- Movie poster for Dil Dosti Etc
- Directed by: Manish Tiwary
- Written by: Pawan Sony
- Produced by: Prakash Jha
- Starring: Shreyas Talpade Nikita Anand Imaad Shah Smriti Mishra Dinesh Kumar Ishita Sharma
- Cinematography: Arvind Kumar
- Edited by: Hina Saiyada
- Music by: Siddarth Suhas Agnee
- Release date: 28 September 2007;
- Running time: 132 minutes
- Country: India
- Language: Hindi

= Dil Dosti etc. =

Dil Dosti etc. (Heart, Friendship, et cetera) is a 2007 Indian coming-of-age black comedy film starring Shreyas Talpade, Imaad Shah, Nikita Anand, Smriti Mishra, Ishita Sharma, and Dinesh Kumar. It was directed by Manish Tiwary and produced by Prakash Jha.

——————————

> _REQUIRED TASK A_:
Answer these questions about the Dil Dosti etc. film entry:
(i) How long is the film's running time?
(ii) Who edited the film?
(iii) What kind of film does the opening paragraph call it?

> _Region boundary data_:
——————————

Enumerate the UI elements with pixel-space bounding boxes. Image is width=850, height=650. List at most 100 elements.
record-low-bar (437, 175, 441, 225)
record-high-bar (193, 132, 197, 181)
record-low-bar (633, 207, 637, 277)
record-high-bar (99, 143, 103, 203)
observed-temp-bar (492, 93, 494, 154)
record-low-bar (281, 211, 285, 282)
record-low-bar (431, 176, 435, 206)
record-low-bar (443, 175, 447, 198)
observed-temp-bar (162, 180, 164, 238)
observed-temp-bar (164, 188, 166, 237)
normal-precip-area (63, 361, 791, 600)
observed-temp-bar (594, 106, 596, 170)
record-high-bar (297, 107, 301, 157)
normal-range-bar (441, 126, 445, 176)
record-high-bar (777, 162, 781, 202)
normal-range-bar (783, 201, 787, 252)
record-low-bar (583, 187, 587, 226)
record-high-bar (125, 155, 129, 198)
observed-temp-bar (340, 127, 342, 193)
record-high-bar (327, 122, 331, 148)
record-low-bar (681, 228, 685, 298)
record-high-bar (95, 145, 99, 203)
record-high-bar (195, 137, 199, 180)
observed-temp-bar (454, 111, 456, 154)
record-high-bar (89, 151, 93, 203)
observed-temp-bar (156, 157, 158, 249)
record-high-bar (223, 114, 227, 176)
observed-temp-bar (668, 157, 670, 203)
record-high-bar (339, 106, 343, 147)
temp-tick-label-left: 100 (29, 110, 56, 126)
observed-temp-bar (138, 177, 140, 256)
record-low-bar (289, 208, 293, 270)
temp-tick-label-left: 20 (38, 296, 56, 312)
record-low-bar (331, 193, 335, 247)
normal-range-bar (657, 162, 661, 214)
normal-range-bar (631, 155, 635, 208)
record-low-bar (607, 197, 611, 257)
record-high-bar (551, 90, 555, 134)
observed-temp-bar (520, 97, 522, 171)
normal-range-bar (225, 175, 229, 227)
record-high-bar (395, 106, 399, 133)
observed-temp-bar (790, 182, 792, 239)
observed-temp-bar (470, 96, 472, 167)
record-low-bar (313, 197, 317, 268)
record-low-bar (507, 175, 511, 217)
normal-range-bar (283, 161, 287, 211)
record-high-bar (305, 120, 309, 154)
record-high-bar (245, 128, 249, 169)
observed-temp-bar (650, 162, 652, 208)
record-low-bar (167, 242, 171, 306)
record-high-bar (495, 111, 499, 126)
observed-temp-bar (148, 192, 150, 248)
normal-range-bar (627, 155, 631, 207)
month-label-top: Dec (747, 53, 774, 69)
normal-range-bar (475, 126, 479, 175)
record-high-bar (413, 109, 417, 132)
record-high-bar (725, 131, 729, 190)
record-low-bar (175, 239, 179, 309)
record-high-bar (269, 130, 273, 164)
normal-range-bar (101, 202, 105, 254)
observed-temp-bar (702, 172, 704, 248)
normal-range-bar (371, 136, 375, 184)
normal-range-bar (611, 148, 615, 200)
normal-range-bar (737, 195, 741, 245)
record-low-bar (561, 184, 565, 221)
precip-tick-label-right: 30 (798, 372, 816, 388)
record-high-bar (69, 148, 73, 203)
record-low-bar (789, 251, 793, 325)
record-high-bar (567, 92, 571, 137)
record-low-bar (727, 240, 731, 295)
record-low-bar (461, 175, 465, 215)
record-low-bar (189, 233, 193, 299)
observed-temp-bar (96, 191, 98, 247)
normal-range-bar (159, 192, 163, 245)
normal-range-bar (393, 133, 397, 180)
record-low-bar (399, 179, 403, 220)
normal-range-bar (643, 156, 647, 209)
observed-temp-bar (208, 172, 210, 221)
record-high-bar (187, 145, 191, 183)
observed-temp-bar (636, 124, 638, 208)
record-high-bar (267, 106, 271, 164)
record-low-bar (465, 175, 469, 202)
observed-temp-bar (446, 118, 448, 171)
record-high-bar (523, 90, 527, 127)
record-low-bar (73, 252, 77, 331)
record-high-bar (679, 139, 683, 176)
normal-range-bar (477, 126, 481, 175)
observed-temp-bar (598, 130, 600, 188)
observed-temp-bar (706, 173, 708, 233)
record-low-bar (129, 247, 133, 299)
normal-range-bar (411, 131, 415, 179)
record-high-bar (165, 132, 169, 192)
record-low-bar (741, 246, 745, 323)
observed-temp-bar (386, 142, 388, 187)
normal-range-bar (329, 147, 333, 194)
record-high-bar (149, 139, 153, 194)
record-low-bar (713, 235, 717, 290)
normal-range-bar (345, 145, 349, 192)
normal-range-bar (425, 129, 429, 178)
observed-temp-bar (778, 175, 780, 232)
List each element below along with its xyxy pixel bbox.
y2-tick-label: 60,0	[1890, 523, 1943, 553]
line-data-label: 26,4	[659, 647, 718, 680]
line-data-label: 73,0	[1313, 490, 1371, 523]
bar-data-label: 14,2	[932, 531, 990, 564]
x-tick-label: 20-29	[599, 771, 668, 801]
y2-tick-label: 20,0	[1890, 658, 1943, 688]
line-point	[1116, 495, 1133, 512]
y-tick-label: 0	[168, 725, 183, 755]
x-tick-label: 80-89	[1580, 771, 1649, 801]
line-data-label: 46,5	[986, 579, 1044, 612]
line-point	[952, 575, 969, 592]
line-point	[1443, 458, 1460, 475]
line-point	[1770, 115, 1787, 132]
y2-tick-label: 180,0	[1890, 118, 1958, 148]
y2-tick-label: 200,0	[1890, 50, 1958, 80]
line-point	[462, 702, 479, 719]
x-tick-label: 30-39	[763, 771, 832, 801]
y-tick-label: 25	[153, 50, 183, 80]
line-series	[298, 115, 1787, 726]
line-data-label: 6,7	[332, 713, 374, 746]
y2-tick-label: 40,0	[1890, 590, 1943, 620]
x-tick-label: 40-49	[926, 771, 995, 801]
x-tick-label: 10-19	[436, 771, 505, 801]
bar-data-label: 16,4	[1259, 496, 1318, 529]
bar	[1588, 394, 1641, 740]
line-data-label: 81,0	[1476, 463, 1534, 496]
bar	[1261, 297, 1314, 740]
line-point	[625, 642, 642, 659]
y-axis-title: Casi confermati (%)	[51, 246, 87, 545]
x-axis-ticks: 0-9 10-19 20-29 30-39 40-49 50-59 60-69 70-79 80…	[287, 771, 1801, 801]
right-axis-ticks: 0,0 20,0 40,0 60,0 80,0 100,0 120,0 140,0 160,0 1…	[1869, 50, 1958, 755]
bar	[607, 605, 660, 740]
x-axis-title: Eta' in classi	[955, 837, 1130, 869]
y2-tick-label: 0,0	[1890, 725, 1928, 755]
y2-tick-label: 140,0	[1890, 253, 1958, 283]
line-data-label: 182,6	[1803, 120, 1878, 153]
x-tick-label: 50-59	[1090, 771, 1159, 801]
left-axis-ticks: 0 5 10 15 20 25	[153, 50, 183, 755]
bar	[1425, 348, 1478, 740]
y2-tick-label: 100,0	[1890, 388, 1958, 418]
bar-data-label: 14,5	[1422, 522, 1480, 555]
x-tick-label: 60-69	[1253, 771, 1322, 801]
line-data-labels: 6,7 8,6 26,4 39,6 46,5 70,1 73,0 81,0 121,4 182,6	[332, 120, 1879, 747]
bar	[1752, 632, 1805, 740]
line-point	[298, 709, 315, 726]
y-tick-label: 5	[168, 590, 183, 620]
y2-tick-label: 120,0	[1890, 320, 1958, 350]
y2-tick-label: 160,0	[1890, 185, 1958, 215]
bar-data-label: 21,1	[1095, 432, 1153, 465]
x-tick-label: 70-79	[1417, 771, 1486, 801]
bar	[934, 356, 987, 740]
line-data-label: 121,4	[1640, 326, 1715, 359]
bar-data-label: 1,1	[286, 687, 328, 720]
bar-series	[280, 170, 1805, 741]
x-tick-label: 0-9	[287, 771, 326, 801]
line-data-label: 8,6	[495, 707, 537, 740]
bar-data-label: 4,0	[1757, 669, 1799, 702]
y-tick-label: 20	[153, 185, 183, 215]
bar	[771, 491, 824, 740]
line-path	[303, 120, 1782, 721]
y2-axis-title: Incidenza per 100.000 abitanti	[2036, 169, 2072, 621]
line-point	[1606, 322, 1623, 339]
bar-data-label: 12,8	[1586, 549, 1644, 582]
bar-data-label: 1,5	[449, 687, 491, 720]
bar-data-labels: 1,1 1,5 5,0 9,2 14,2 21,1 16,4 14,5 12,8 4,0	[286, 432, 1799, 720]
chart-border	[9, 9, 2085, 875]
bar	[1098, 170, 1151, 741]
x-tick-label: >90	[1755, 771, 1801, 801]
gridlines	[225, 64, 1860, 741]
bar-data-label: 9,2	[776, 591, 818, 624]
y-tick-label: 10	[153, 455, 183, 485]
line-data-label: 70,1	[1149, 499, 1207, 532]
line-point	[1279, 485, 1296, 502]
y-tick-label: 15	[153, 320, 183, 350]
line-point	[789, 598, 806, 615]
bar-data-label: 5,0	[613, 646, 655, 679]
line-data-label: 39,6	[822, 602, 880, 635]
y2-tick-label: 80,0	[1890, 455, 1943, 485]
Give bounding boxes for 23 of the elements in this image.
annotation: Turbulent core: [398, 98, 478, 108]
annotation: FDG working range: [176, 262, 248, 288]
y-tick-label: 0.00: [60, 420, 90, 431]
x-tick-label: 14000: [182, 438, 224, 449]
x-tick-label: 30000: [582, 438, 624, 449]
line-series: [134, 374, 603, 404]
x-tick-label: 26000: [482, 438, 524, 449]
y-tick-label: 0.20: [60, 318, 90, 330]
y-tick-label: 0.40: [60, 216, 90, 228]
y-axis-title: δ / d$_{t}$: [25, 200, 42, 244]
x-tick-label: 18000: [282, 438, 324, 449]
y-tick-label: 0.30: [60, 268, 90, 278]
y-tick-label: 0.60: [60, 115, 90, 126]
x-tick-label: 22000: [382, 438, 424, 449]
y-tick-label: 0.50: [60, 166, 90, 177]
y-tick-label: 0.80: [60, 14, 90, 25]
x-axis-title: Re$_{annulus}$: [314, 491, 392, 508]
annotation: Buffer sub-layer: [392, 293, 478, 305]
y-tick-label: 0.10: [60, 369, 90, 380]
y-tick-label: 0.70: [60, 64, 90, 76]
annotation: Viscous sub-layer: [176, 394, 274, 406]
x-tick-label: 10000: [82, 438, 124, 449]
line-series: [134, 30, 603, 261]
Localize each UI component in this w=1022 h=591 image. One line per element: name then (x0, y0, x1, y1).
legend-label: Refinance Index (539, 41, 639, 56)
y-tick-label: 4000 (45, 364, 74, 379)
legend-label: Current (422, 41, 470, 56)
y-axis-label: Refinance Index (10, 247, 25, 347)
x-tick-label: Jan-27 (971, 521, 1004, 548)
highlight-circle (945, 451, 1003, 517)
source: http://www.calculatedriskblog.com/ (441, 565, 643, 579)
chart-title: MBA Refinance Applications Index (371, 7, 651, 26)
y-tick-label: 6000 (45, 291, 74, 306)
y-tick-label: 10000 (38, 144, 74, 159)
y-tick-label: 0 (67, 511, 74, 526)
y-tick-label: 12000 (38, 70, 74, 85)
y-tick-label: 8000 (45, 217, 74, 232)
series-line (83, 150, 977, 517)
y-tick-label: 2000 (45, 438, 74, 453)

——————————

> _REQUIRED TASK B_:
Render the records from their start through the line containing "observed-temp-bar (492, 93, 494, 154)" as a numbered list, covering only that stretch and leaving out blank lines.

> _COMPLETE OUTPUT A_:
(i) 132 minutes
(ii) Hina Saiyada
(iii) An Indian coming-of-age black comedy film

> _COMPLETE OUTPUT B_:
1. Enumerate the UI elements with pixel-space bounding boxes. Image is width=850, height=650. List at most 100 elements.
2. record-low-bar (437, 175, 441, 225)
3. record-high-bar (193, 132, 197, 181)
4. record-low-bar (633, 207, 637, 277)
5. record-high-bar (99, 143, 103, 203)
6. observed-temp-bar (492, 93, 494, 154)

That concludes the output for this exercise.